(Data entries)
################
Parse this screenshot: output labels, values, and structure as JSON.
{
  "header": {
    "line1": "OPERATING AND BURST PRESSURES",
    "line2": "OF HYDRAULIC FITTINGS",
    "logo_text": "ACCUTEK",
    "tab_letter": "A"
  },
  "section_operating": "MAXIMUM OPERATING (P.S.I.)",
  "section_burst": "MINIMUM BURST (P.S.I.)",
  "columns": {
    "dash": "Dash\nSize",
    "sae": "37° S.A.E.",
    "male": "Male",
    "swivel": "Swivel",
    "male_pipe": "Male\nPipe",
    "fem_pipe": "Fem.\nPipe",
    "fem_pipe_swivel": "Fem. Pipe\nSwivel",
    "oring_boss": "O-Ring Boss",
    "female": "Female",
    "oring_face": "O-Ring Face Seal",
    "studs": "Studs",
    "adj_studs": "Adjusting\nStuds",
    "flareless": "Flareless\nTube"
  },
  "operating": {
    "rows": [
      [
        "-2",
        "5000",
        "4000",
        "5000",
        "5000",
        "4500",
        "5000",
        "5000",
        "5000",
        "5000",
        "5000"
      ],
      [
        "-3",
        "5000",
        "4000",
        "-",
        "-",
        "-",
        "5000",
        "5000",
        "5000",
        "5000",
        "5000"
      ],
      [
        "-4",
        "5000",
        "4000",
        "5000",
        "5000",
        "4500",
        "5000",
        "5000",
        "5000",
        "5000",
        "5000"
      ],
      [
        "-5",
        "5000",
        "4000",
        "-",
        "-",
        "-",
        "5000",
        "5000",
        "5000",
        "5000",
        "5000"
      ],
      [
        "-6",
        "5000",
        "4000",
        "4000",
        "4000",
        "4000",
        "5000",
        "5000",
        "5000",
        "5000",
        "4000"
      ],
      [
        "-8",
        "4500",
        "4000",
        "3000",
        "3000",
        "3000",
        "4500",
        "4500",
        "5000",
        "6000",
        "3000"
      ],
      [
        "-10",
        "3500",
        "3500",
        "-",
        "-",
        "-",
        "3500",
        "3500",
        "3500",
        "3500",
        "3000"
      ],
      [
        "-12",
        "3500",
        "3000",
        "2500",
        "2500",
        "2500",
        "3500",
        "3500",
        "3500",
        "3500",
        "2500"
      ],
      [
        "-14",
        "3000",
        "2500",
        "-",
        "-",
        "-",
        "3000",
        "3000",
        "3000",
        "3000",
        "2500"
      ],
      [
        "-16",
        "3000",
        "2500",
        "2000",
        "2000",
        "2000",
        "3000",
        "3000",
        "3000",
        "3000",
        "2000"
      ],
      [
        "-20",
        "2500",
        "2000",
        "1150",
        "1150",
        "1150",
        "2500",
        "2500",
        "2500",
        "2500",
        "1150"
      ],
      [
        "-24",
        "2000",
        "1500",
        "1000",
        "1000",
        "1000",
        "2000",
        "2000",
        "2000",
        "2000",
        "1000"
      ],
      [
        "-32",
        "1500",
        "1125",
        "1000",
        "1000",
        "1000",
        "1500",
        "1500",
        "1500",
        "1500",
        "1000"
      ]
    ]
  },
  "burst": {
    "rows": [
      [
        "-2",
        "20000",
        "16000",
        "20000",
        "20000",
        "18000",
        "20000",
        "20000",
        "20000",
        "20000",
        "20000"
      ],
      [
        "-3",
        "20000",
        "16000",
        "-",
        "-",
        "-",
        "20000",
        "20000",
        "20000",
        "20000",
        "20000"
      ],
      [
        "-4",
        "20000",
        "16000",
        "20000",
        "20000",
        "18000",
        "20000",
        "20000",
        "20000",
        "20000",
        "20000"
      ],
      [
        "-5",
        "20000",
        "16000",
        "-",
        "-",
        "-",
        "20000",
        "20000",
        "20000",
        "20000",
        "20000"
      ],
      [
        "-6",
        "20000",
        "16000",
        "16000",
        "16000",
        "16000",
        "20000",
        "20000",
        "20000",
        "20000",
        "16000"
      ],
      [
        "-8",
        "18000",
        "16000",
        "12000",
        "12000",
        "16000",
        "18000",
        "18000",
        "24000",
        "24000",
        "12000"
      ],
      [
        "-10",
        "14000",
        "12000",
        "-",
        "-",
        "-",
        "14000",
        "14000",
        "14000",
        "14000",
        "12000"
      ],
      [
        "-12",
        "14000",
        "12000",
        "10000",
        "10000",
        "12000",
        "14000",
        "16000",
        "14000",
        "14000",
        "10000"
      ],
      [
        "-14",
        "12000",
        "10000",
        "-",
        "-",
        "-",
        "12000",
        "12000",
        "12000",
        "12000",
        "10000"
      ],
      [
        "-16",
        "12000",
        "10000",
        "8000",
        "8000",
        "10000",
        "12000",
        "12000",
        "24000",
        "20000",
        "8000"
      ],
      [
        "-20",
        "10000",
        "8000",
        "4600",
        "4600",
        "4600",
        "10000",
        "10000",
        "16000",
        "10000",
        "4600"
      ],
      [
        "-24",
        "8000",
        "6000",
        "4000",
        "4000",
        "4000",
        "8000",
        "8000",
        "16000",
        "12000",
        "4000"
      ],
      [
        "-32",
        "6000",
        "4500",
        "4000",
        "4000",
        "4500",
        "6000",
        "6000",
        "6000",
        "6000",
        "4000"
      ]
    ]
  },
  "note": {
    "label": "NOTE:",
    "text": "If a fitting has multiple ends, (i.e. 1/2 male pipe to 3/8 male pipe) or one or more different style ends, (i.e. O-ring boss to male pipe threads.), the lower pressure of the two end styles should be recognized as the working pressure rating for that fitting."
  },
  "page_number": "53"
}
################
*Aim*
Every entry should be printed again exactly as written.

*Response for this exercise*
Parse this screenshot: output labels, values, and structure as JSON.
{
  "header": {
    "line1": "OPERATING AND BURST PRESSURES",
    "line2": "OF HYDRAULIC FITTINGS",
    "logo_text": "ACCUTEK",
    "tab_letter": "A"
  },
  "section_operating": "MAXIMUM OPERATING (P.S.I.)",
  "section_burst": "MINIMUM BURST (P.S.I.)",
  "columns": {
    "dash": "Dash\nSize",
    "sae": "37° S.A.E.",
    "male": "Male",
    "swivel": "Swivel",
    "male_pipe": "Male\nPipe",
    "fem_pipe": "Fem.\nPipe",
    "fem_pipe_swivel": "Fem. Pipe\nSwivel",
    "oring_boss": "O-Ring Boss",
    "female": "Female",
    "oring_face": "O-Ring Face Seal",
    "studs": "Studs",
    "adj_studs": "Adjusting\nStuds",
    "flareless": "Flareless\nTube"
  },
  "operating": {
    "rows": [
      [
        "-2",
        "5000",
        "4000",
        "5000",
        "5000",
        "4500",
        "5000",
        "5000",
        "5000",
        "5000",
        "5000"
      ],
      [
        "-3",
        "5000",
        "4000",
        "-",
        "-",
        "-",
        "5000",
        "5000",
        "5000",
        "5000",
        "5000"
      ],
      [
        "-4",
        "5000",
        "4000",
        "5000",
        "5000",
        "4500",
        "5000",
        "5000",
        "5000",
        "5000",
        "5000"
      ],
      [
        "-5",
        "5000",
        "4000",
        "-",
        "-",
        "-",
        "5000",
        "5000",
        "5000",
        "5000",
        "5000"
      ],
      [
        "-6",
        "5000",
        "4000",
        "4000",
        "4000",
        "4000",
        "5000",
        "5000",
        "5000",
        "5000",
        "4000"
      ],
      [
        "-8",
        "4500",
        "4000",
        "3000",
        "3000",
        "3000",
        "4500",
        "4500",
        "5000",
        "6000",
        "3000"
      ],
      [
        "-10",
        "3500",
        "3500",
        "-",
        "-",
        "-",
        "3500",
        "3500",
        "3500",
        "3500",
        "3000"
      ],
      [
        "-12",
        "3500",
        "3000",
        "2500",
        "2500",
        "2500",
        "3500",
        "3500",
        "3500",
        "3500",
        "2500"
      ],
      [
        "-14",
        "3000",
        "2500",
        "-",
        "-",
        "-",
        "3000",
        "3000",
        "3000",
        "3000",
        "2500"
      ],
      [
        "-16",
        "3000",
        "2500",
        "2000",
        "2000",
        "2000",
        "3000",
        "3000",
        "3000",
        "3000",
        "2000"
      ],
      [
        "-20",
        "2500",
        "2000",
        "1150",
        "1150",
        "1150",
        "2500",
        "2500",
        "2500",
        "2500",
        "1150"
      ],
      [
        "-24",
        "2000",
        "1500",
        "1000",
        "1000",
        "1000",
        "2000",
        "2000",
        "2000",
        "2000",
        "1000"
      ],
      [
        "-32",
        "1500",
        "1125",
        "1000",
        "1000",
        "1000",
        "1500",
        "1500",
        "1500",
        "1500",
        "1000"
      ]
    ]
  },
  "burst": {
    "rows": [
      [
        "-2",
        "20000",
        "16000",
        "20000",
        "20000",
        "18000",
        "20000",
        "20000",
        "20000",
        "20000",
        "20000"
      ],
      [
        "-3",
        "20000",
        "16000",
        "-",
        "-",
        "-",
        "20000",
        "20000",
        "20000",
        "20000",
        "20000"
      ],
      [
        "-4",
        "20000",
        "16000",
        "20000",
        "20000",
        "18000",
        "20000",
        "20000",
        "20000",
        "20000",
        "20000"
      ],
      [
        "-5",
        "20000",
        "16000",
        "-",
        "-",
        "-",
        "20000",
        "20000",
        "20000",
        "20000",
        "20000"
      ],
      [
        "-6",
        "20000",
        "16000",
        "16000",
        "16000",
        "16000",
        "20000",
        "20000",
        "20000",
        "20000",
        "16000"
      ],
      [
        "-8",
        "18000",
        "16000",
        "12000",
        "12000",
        "16000",
        "18000",
        "18000",
        "24000",
        "24000",
        "12000"
      ],
      [
        "-10",
        "14000",
        "12000",
        "-",
        "-",
        "-",
        "14000",
        "14000",
        "14000",
        "14000",
        "12000"
      ],
      [
        "-12",
        "14000",
        "12000",
        "10000",
        "10000",
        "12000",
        "14000",
        "16000",
        "14000",
        "14000",
        "10000"
      ],
      [
        "-14",
        "12000",
        "10000",
        "-",
        "-",
        "-",
        "12000",
        "12000",
        "12000",
        "12000",
        "10000"
      ],
      [
        "-16",
        "12000",
        "10000",
        "8000",
        "8000",
        "10000",
        "12000",
        "12000",
        "24000",
        "20000",
        "8000"
      ],
      [
        "-20",
        "10000",
        "8000",
        "4600",
        "4600",
        "4600",
        "10000",
        "10000",
        "16000",
        "10000",
        "4600"
      ],
      [
        "-24",
        "8000",
        "6000",
        "4000",
        "4000",
        "4000",
        "8000",
        "8000",
        "16000",
        "12000",
        "4000"
      ],
      [
        "-32",
        "6000",
        "4500",
        "4000",
        "4000",
        "4500",
        "6000",
        "6000",
        "6000",
        "6000",
        "4000"
      ]
    ]
  },
  "note": {
    "label": "NOTE:",
    "text": "If a fitting has multiple ends, (i.e. 1/2 male pipe to 3/8 male pipe) or one or more different style ends, (i.e. O-ring boss to male pipe threads.), the lower pressure of the two end styles should be recognized as the working pressure rating for that fitting."
  },
  "page_number": "53"
}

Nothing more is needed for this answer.